[A block of data]
========================

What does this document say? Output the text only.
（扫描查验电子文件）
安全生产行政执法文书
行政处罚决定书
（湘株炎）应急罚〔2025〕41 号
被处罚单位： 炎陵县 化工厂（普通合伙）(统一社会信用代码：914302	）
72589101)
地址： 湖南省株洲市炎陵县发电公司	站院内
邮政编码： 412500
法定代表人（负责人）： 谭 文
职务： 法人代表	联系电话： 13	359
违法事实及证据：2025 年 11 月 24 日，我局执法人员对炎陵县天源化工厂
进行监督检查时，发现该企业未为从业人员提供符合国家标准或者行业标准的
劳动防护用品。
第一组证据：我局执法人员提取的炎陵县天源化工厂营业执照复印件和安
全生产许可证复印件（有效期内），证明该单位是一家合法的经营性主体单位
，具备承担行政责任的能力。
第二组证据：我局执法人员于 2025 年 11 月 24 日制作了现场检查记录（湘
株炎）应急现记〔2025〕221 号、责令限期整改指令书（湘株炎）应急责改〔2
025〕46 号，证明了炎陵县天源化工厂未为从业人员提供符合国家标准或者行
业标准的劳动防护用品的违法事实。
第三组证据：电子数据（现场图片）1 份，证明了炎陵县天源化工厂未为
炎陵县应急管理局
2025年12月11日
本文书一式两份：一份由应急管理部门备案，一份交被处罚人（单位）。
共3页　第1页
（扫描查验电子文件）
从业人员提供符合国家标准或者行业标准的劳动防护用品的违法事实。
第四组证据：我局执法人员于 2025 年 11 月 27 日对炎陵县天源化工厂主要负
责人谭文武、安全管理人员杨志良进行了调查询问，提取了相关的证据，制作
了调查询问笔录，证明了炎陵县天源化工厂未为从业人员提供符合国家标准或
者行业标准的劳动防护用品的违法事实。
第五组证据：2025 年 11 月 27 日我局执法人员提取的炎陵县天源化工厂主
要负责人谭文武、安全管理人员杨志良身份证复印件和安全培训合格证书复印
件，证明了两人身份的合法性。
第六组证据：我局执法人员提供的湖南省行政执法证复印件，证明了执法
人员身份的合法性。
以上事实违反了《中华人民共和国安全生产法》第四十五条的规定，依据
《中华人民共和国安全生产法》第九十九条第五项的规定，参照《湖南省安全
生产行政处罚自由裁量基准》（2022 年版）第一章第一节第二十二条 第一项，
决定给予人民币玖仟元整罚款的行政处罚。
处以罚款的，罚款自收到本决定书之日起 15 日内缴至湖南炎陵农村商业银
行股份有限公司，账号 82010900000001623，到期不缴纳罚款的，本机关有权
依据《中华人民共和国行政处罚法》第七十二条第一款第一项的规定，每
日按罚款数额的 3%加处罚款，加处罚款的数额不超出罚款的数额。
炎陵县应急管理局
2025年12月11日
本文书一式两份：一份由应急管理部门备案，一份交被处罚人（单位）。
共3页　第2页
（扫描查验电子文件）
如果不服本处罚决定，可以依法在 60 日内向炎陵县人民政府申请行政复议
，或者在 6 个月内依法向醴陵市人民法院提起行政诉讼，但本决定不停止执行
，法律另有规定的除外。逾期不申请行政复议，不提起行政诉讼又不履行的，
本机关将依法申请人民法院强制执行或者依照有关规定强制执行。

========================

* [TO BE DONE] Exactly as written above, please repeat the entries.

* [RESULT]
What does this document say? Output the text only.
（扫描查验电子文件）
安全生产行政执法文书
行政处罚决定书
（湘株炎）应急罚〔2025〕41 号
被处罚单位： 炎陵县 化工厂（普通合伙）(统一社会信用代码：914302	）
72589101)
地址： 湖南省株洲市炎陵县发电公司	站院内
邮政编码： 412500
法定代表人（负责人）： 谭 文
职务： 法人代表	联系电话： 13	359
违法事实及证据：2025 年 11 月 24 日，我局执法人员对炎陵县天源化工厂
进行监督检查时，发现该企业未为从业人员提供符合国家标准或者行业标准的
劳动防护用品。
第一组证据：我局执法人员提取的炎陵县天源化工厂营业执照复印件和安
全生产许可证复印件（有效期内），证明该单位是一家合法的经营性主体单位
，具备承担行政责任的能力。
第二组证据：我局执法人员于 2025 年 11 月 24 日制作了现场检查记录（湘
株炎）应急现记〔2025〕221 号、责令限期整改指令书（湘株炎）应急责改〔2
025〕46 号，证明了炎陵县天源化工厂未为从业人员提供符合国家标准或者行
业标准的劳动防护用品的违法事实。
第三组证据：电子数据（现场图片）1 份，证明了炎陵县天源化工厂未为
炎陵县应急管理局
2025年12月11日
本文书一式两份：一份由应急管理部门备案，一份交被处罚人（单位）。
共3页　第1页
（扫描查验电子文件）
从业人员提供符合国家标准或者行业标准的劳动防护用品的违法事实。
第四组证据：我局执法人员于 2025 年 11 月 27 日对炎陵县天源化工厂主要负
责人谭文武、安全管理人员杨志良进行了调查询问，提取了相关的证据，制作
了调查询问笔录，证明了炎陵县天源化工厂未为从业人员提供符合国家标准或
者行业标准的劳动防护用品的违法事实。
第五组证据：2025 年 11 月 27 日我局执法人员提取的炎陵县天源化工厂主
要负责人谭文武、安全管理人员杨志良身份证复印件和安全培训合格证书复印
件，证明了两人身份的合法性。
第六组证据：我局执法人员提供的湖南省行政执法证复印件，证明了执法
人员身份的合法性。
以上事实违反了《中华人民共和国安全生产法》第四十五条的规定，依据
《中华人民共和国安全生产法》第九十九条第五项的规定，参照《湖南省安全
生产行政处罚自由裁量基准》（2022 年版）第一章第一节第二十二条 第一项，
决定给予人民币玖仟元整罚款的行政处罚。
处以罚款的，罚款自收到本决定书之日起 15 日内缴至湖南炎陵农村商业银
行股份有限公司，账号 82010900000001623，到期不缴纳罚款的，本机关有权
依据《中华人民共和国行政处罚法》第七十二条第一款第一项的规定，每
日按罚款数额的 3%加处罚款，加处罚款的数额不超出罚款的数额。
炎陵县应急管理局
2025年12月11日
本文书一式两份：一份由应急管理部门备案，一份交被处罚人（单位）。
共3页　第2页
（扫描查验电子文件）
如果不服本处罚决定，可以依法在 60 日内向炎陵县人民政府申请行政复议
，或者在 6 个月内依法向醴陵市人民法院提起行政诉讼，但本决定不停止执行
，法律另有规定的除外。逾期不申请行政复议，不提起行政诉讼又不履行的，
本机关将依法申请人民法院强制执行或者依照有关规定强制执行。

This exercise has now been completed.